PROBLEM TO SOLVE: Will you write out the data exactly, excluding every picture?

RECORDS SHOWN:
· · · ·

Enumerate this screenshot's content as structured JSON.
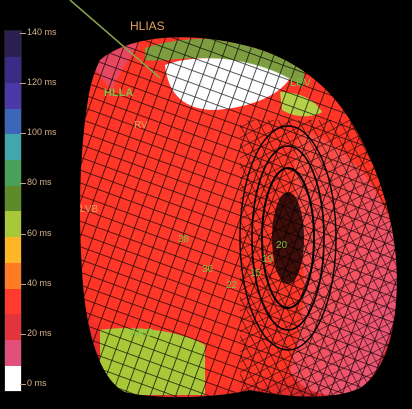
{
  "colorbar": {
    "ticks": [
      "140 ms",
      "120 ms",
      "100 ms",
      "80 ms",
      "60 ms",
      "40 ms",
      "20 ms",
      "0 ms"
    ],
    "colors": [
      "#ffffff",
      "#e0507a",
      "#e2343a",
      "#ff3b2d",
      "#ff7b24",
      "#ffb526",
      "#a8c83a",
      "#5f8a2a",
      "#49a25a",
      "#3fa7ad",
      "#3c66b9",
      "#4c38a8",
      "#3a2c86",
      "#2b204f"
    ]
  },
  "labels": {
    "hlias": "HLIAS",
    "hlla": "HLLA",
    "rv": "RV",
    "lpv": "LPV",
    "lvb": "LVB",
    "aro": "ARO",
    "n38": "38",
    "n36": "36",
    "n20": "20",
    "n19": "19",
    "n22": "22",
    "n15": "15"
  },
  "colors": {
    "background": "#000000",
    "surface_red": "#ff3b2d",
    "surface_pink": "#ea5a86",
    "surface_green": "#a8c83a",
    "label_orange": "#e3a05a",
    "label_green": "#7fbf4a"
  }
}
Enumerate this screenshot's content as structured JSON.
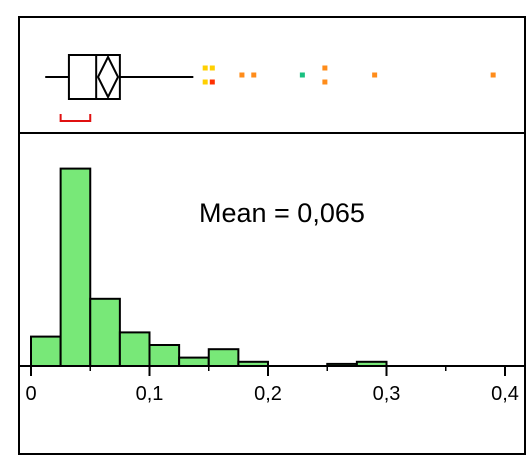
{
  "chart_data": [
    {
      "type": "box",
      "panel": "top",
      "orientation": "horizontal",
      "whisker_low": 0.012,
      "q1": 0.032,
      "median": 0.055,
      "q3": 0.075,
      "whisker_high": 0.137,
      "mean": 0.065,
      "shortest_half": [
        0.025,
        0.05
      ],
      "outliers": [
        {
          "x": 0.147,
          "level": "upper",
          "color": "#ffd000"
        },
        {
          "x": 0.147,
          "level": "lower",
          "color": "#ffd000"
        },
        {
          "x": 0.153,
          "level": "upper",
          "color": "#ffd000"
        },
        {
          "x": 0.153,
          "level": "lower",
          "color": "#ff3000"
        },
        {
          "x": 0.178,
          "level": "middle",
          "color": "#ff8c1a"
        },
        {
          "x": 0.188,
          "level": "middle",
          "color": "#ff8c1a"
        },
        {
          "x": 0.229,
          "level": "middle",
          "color": "#19c080"
        },
        {
          "x": 0.248,
          "level": "upper",
          "color": "#ff8c1a"
        },
        {
          "x": 0.248,
          "level": "lower",
          "color": "#ff8c1a"
        },
        {
          "x": 0.29,
          "level": "middle",
          "color": "#ff8c1a"
        },
        {
          "x": 0.39,
          "level": "middle",
          "color": "#ff8c1a"
        }
      ]
    },
    {
      "type": "bar",
      "panel": "bottom",
      "style": "histogram",
      "bin_width": 0.025,
      "x_start": 0,
      "counts": [
        7,
        47,
        16,
        8,
        5,
        2,
        4,
        1,
        0,
        0,
        0.5,
        1,
        0,
        0,
        0,
        0
      ],
      "color": "#78e878",
      "xlim": [
        -0.005,
        0.41
      ],
      "ticks": [
        0,
        0.1,
        0.2,
        0.3,
        0.4
      ],
      "tick_labels": [
        "0",
        "0,1",
        "0,2",
        "0,3",
        "0,4"
      ],
      "annotation": "Mean = 0,065"
    }
  ]
}
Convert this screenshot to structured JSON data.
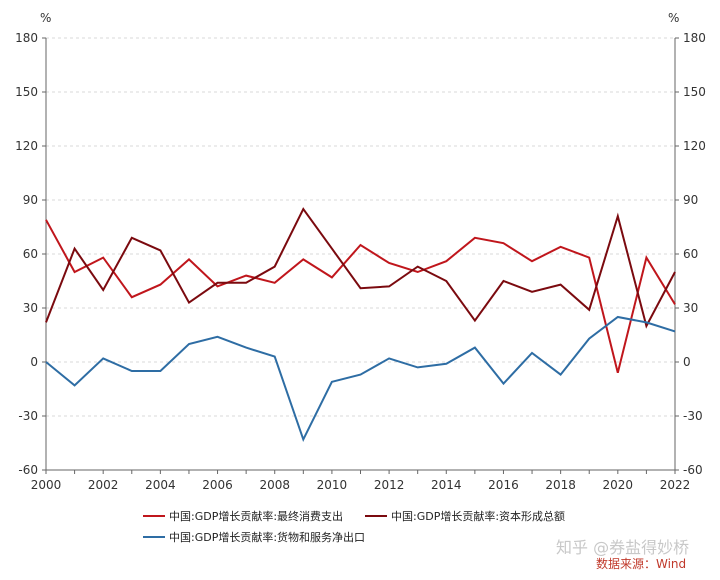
{
  "chart_data": {
    "type": "line",
    "x": [
      2000,
      2001,
      2002,
      2003,
      2004,
      2005,
      2006,
      2007,
      2008,
      2009,
      2010,
      2011,
      2012,
      2013,
      2014,
      2015,
      2016,
      2017,
      2018,
      2019,
      2020,
      2021,
      2022
    ],
    "xticks": [
      "2000",
      "2002",
      "2004",
      "2006",
      "2008",
      "2010",
      "2012",
      "2014",
      "2016",
      "2018",
      "2020",
      "2022"
    ],
    "yticks": [
      "180",
      "150",
      "120",
      "90",
      "60",
      "30",
      "0",
      "-30",
      "-60"
    ],
    "ylim": [
      -60,
      180
    ],
    "y_unit_left": "%",
    "y_unit_right": "%",
    "grid": "horizontal-dashed",
    "legend_position": "bottom",
    "series": [
      {
        "name": "中国:GDP增长贡献率:最终消费支出",
        "color": "#c0161c",
        "values": [
          79,
          50,
          58,
          36,
          43,
          57,
          42,
          48,
          44,
          57,
          47,
          65,
          55,
          50,
          56,
          69,
          66,
          56,
          64,
          58,
          -6,
          58,
          32
        ]
      },
      {
        "name": "中国:GDP增长贡献率:资本形成总额",
        "color": "#7b0a0f",
        "values": [
          22,
          63,
          40,
          69,
          62,
          33,
          44,
          44,
          53,
          85,
          63,
          41,
          42,
          53,
          45,
          23,
          45,
          39,
          43,
          29,
          81,
          20,
          50
        ]
      },
      {
        "name": "中国:GDP增长贡献率:货物和服务净出口",
        "color": "#2e6da4",
        "values": [
          0,
          -13,
          2,
          -5,
          -5,
          10,
          14,
          8,
          3,
          -43,
          -11,
          -7,
          2,
          -3,
          -1,
          8,
          -12,
          5,
          -7,
          13,
          25,
          22,
          17
        ]
      }
    ]
  },
  "watermark": "知乎 @券盐得妙桥",
  "source": "数据来源：Wind"
}
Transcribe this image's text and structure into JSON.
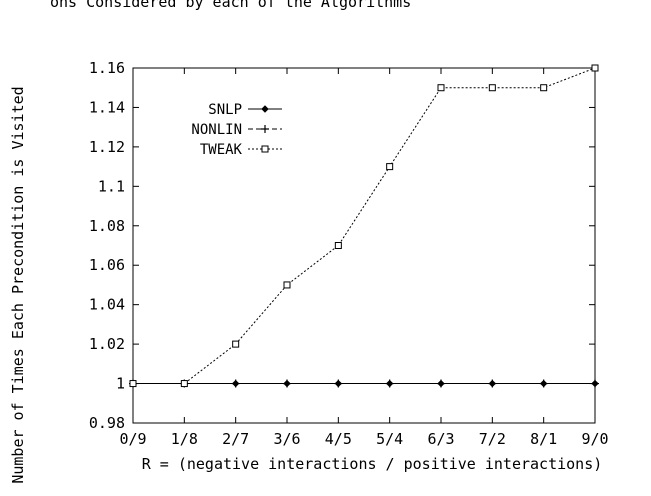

· · · ·

OUTPUT:
Enumerate this screenshot's content as structured JSON.
{
  "colorbar": {
    "ticks": [
      "140 ms",
      "120 ms",
      "100 ms",
      "80 ms",
      "60 ms",
      "40 ms",
      "20 ms",
      "0 ms"
    ],
    "colors": [
      "#ffffff",
      "#e0507a",
      "#e2343a",
      "#ff3b2d",
      "#ff7b24",
      "#ffb526",
      "#a8c83a",
      "#5f8a2a",
      "#49a25a",
      "#3fa7ad",
      "#3c66b9",
      "#4c38a8",
      "#3a2c86",
      "#2b204f"
    ]
  },
  "labels": {
    "hlias": "HLIAS",
    "hlla": "HLLA",
    "rv": "RV",
    "lpv": "LPV",
    "lvb": "LVB",
    "aro": "ARO",
    "n38": "38",
    "n36": "36",
    "n20": "20",
    "n19": "19",
    "n22": "22",
    "n15": "15"
  },
  "colors": {
    "background": "#000000",
    "surface_red": "#ff3b2d",
    "surface_pink": "#ea5a86",
    "surface_green": "#a8c83a",
    "label_orange": "#e3a05a",
    "label_green": "#7fbf4a"
  }
}
Enumerate this screenshot's content as structured JSON.
{
  "chart_data": [
    {
      "type": "box",
      "panel": "top",
      "orientation": "horizontal",
      "whisker_low": 0.012,
      "q1": 0.032,
      "median": 0.055,
      "q3": 0.075,
      "whisker_high": 0.137,
      "mean": 0.065,
      "shortest_half": [
        0.025,
        0.05
      ],
      "outliers": [
        {
          "x": 0.147,
          "level": "upper",
          "color": "#ffd000"
        },
        {
          "x": 0.147,
          "level": "lower",
          "color": "#ffd000"
        },
        {
          "x": 0.153,
          "level": "upper",
          "color": "#ffd000"
        },
        {
          "x": 0.153,
          "level": "lower",
          "color": "#ff3000"
        },
        {
          "x": 0.178,
          "level": "middle",
          "color": "#ff8c1a"
        },
        {
          "x": 0.188,
          "level": "middle",
          "color": "#ff8c1a"
        },
        {
          "x": 0.229,
          "level": "middle",
          "color": "#19c080"
        },
        {
          "x": 0.248,
          "level": "upper",
          "color": "#ff8c1a"
        },
        {
          "x": 0.248,
          "level": "lower",
          "color": "#ff8c1a"
        },
        {
          "x": 0.29,
          "level": "middle",
          "color": "#ff8c1a"
        },
        {
          "x": 0.39,
          "level": "middle",
          "color": "#ff8c1a"
        }
      ]
    },
    {
      "type": "bar",
      "panel": "bottom",
      "style": "histogram",
      "bin_width": 0.025,
      "x_start": 0,
      "counts": [
        7,
        47,
        16,
        8,
        5,
        2,
        4,
        1,
        0,
        0,
        0.5,
        1,
        0,
        0,
        0,
        0
      ],
      "color": "#78e878",
      "xlim": [
        -0.005,
        0.41
      ],
      "ticks": [
        0,
        0.1,
        0.2,
        0.3,
        0.4
      ],
      "tick_labels": [
        "0",
        "0,1",
        "0,2",
        "0,3",
        "0,4"
      ],
      "annotation": "Mean = 0,065"
    }
  ]
}
Convert this screenshot to structured JSON data.
{
  "chart_data": {
    "type": "line",
    "x": [
      2000,
      2001,
      2002,
      2003,
      2004,
      2005,
      2006,
      2007,
      2008,
      2009,
      2010,
      2011,
      2012,
      2013,
      2014,
      2015,
      2016,
      2017,
      2018,
      2019,
      2020,
      2021,
      2022
    ],
    "xticks": [
      "2000",
      "2002",
      "2004",
      "2006",
      "2008",
      "2010",
      "2012",
      "2014",
      "2016",
      "2018",
      "2020",
      "2022"
    ],
    "yticks": [
      "180",
      "150",
      "120",
      "90",
      "60",
      "30",
      "0",
      "-30",
      "-60"
    ],
    "ylim": [
      -60,
      180
    ],
    "y_unit_left": "%",
    "y_unit_right": "%",
    "grid": "horizontal-dashed",
    "legend_position": "bottom",
    "series": [
      {
        "name": "中国:GDP增长贡献率:最终消费支出",
        "color": "#c0161c",
        "values": [
          79,
          50,
          58,
          36,
          43,
          57,
          42,
          48,
          44,
          57,
          47,
          65,
          55,
          50,
          56,
          69,
          66,
          56,
          64,
          58,
          -6,
          58,
          32
        ]
      },
      {
        "name": "中国:GDP增长贡献率:资本形成总额",
        "color": "#7b0a0f",
        "values": [
          22,
          63,
          40,
          69,
          62,
          33,
          44,
          44,
          53,
          85,
          63,
          41,
          42,
          53,
          45,
          23,
          45,
          39,
          43,
          29,
          81,
          20,
          50
        ]
      },
      {
        "name": "中国:GDP增长贡献率:货物和服务净出口",
        "color": "#2e6da4",
        "values": [
          0,
          -13,
          2,
          -5,
          -5,
          10,
          14,
          8,
          3,
          -43,
          -11,
          -7,
          2,
          -3,
          -1,
          8,
          -12,
          5,
          -7,
          13,
          25,
          22,
          17
        ]
      }
    ]
  },
  "watermark": "知乎 @券盐得妙桥",
  "source": "数据来源：Wind"
}
Transcribe this image's text and structure into JSON.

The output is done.